▸ **Do this**
Below, find each line holding "label" and state how many there are, using the number alone.

****

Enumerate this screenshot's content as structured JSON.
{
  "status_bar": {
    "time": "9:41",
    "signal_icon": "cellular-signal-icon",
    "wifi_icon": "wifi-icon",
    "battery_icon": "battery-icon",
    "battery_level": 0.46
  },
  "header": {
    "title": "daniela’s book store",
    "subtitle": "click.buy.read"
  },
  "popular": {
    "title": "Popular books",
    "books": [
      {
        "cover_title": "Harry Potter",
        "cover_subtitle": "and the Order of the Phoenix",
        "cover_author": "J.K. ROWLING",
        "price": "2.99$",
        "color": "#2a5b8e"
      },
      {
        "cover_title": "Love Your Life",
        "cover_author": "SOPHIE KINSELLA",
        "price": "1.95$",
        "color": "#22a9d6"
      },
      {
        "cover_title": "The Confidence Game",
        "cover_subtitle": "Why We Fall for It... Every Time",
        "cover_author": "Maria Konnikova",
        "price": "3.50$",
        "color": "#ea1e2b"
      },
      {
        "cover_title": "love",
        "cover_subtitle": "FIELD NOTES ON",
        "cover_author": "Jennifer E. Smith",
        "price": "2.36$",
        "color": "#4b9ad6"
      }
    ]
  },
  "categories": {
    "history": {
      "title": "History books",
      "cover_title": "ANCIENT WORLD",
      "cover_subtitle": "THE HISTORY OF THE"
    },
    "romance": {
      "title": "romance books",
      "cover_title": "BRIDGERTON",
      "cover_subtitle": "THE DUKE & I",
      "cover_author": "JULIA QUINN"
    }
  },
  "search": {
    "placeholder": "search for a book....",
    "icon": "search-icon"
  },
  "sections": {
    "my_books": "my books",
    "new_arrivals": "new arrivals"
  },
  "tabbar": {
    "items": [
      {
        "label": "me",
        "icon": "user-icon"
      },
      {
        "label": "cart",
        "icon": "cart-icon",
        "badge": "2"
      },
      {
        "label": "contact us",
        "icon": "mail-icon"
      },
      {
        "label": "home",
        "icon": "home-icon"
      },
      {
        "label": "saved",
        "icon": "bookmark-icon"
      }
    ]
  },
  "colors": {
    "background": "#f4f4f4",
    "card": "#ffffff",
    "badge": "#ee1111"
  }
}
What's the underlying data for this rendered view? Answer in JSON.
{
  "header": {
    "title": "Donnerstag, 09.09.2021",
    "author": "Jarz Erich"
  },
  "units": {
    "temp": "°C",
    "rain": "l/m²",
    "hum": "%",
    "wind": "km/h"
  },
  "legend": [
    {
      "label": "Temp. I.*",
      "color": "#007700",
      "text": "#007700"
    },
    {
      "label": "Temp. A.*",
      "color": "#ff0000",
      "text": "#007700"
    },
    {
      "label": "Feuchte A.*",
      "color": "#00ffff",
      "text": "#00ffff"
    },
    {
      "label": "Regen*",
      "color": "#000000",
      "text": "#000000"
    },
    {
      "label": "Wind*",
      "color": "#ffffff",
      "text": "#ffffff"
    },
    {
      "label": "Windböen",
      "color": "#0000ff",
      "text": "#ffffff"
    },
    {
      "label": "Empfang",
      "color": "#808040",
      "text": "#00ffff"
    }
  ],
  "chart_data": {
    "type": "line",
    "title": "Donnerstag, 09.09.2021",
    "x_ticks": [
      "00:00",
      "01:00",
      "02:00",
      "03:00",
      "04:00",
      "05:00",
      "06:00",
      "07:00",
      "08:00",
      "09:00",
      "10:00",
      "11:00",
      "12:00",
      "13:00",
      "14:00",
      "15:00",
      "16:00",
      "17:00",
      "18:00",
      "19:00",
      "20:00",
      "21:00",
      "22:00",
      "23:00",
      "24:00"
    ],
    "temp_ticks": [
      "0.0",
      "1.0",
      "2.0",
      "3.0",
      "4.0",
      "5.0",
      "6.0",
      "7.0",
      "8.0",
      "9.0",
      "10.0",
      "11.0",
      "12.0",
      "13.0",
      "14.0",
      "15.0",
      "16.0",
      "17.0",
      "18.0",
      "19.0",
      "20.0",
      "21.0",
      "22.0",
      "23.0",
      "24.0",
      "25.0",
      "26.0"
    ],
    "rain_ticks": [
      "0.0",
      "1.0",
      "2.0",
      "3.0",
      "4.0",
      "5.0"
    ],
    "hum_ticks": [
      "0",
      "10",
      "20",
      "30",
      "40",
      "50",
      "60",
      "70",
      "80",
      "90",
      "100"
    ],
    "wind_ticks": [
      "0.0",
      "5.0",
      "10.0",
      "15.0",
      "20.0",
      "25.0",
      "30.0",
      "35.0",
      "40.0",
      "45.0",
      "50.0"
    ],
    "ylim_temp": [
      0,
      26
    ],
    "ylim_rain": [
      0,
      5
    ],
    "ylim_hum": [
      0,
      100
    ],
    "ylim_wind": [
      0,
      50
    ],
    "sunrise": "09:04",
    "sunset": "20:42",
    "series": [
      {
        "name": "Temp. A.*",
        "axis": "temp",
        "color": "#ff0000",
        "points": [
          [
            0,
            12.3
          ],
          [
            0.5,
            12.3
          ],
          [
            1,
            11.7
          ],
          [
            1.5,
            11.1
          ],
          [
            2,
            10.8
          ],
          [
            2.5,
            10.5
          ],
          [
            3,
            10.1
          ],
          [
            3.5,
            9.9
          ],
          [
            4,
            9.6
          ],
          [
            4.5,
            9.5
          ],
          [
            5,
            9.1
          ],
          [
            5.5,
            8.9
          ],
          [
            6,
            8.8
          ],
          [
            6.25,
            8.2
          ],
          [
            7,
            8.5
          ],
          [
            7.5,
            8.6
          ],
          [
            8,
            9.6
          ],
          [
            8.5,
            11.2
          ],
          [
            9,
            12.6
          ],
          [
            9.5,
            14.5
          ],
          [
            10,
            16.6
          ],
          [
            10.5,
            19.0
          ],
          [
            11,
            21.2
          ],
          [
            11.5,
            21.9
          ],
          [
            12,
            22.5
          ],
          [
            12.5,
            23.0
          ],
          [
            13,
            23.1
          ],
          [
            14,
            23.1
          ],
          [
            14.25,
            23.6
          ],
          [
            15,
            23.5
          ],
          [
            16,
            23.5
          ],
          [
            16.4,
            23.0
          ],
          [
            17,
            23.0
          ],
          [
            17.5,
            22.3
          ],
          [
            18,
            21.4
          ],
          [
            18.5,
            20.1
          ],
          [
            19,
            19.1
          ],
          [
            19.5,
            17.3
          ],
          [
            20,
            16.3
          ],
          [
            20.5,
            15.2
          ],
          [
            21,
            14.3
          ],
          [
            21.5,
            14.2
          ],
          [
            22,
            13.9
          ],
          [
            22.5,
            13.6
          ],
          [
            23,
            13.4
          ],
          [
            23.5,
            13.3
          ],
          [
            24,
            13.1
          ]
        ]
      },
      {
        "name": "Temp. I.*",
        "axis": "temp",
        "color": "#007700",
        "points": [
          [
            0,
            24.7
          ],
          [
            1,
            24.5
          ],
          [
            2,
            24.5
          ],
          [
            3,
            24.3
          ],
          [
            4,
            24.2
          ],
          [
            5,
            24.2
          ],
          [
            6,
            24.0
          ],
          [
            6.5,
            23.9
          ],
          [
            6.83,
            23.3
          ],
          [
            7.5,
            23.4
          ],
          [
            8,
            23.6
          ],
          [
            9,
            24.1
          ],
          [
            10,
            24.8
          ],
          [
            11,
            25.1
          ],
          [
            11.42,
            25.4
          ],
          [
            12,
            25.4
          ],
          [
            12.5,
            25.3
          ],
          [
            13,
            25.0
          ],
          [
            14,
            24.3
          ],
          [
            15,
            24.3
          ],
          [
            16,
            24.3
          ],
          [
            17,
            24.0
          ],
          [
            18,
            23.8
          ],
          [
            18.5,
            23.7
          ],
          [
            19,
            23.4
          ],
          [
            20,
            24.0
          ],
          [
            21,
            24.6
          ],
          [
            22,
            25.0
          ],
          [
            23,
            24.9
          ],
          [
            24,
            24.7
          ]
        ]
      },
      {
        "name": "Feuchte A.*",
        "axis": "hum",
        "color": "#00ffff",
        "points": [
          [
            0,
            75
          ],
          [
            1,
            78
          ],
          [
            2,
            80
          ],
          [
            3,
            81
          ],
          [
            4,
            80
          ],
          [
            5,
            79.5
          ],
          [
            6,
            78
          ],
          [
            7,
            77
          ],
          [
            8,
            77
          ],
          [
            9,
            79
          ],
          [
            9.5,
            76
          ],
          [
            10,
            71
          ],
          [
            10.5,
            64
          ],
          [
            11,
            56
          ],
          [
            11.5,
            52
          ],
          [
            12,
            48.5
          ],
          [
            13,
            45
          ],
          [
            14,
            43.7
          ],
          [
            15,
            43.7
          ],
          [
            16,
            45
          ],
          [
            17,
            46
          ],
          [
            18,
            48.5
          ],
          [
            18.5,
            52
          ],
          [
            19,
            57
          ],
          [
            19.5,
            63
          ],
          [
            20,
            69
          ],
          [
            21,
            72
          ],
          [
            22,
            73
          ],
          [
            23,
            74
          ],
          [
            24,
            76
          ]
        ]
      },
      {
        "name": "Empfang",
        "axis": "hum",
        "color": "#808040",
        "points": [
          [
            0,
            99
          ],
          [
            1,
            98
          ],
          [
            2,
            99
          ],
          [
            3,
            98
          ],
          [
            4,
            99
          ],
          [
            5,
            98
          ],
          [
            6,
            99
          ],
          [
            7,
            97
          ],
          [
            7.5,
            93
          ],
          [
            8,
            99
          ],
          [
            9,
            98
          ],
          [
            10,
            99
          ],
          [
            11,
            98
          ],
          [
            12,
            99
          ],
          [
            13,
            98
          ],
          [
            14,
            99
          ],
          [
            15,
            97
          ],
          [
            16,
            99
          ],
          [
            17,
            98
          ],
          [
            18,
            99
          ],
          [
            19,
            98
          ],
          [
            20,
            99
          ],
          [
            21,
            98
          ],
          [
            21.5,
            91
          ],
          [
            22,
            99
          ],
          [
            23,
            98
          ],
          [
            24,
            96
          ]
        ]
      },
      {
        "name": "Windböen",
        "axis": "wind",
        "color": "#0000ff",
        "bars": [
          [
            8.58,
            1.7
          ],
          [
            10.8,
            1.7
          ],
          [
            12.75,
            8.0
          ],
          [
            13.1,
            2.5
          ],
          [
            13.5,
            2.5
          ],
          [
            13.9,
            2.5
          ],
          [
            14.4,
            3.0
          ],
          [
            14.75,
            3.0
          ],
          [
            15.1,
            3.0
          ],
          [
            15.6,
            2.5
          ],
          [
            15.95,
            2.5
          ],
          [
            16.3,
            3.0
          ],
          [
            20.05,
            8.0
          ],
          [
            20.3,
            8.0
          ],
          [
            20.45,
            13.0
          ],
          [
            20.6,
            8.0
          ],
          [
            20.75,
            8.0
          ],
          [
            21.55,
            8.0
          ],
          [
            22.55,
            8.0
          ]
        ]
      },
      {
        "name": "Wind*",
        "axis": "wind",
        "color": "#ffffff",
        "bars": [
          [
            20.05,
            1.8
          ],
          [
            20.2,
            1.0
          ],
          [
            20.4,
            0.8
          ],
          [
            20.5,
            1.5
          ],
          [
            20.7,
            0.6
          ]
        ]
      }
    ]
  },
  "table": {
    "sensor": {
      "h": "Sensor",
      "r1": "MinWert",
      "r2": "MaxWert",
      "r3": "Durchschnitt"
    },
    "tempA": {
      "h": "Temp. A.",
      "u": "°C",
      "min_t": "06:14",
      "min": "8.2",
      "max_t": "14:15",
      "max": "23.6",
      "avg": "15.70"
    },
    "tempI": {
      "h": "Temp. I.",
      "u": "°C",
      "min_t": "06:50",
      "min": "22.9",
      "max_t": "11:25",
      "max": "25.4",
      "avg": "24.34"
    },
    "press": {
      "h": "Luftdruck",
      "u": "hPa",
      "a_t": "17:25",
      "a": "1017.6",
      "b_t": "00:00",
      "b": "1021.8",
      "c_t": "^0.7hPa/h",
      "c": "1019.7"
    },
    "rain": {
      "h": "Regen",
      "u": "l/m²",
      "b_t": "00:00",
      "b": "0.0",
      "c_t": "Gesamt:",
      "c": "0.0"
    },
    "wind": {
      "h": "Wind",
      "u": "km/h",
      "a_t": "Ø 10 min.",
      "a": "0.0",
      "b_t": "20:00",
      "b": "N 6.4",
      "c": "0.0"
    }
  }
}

****

▸ **Task result**
12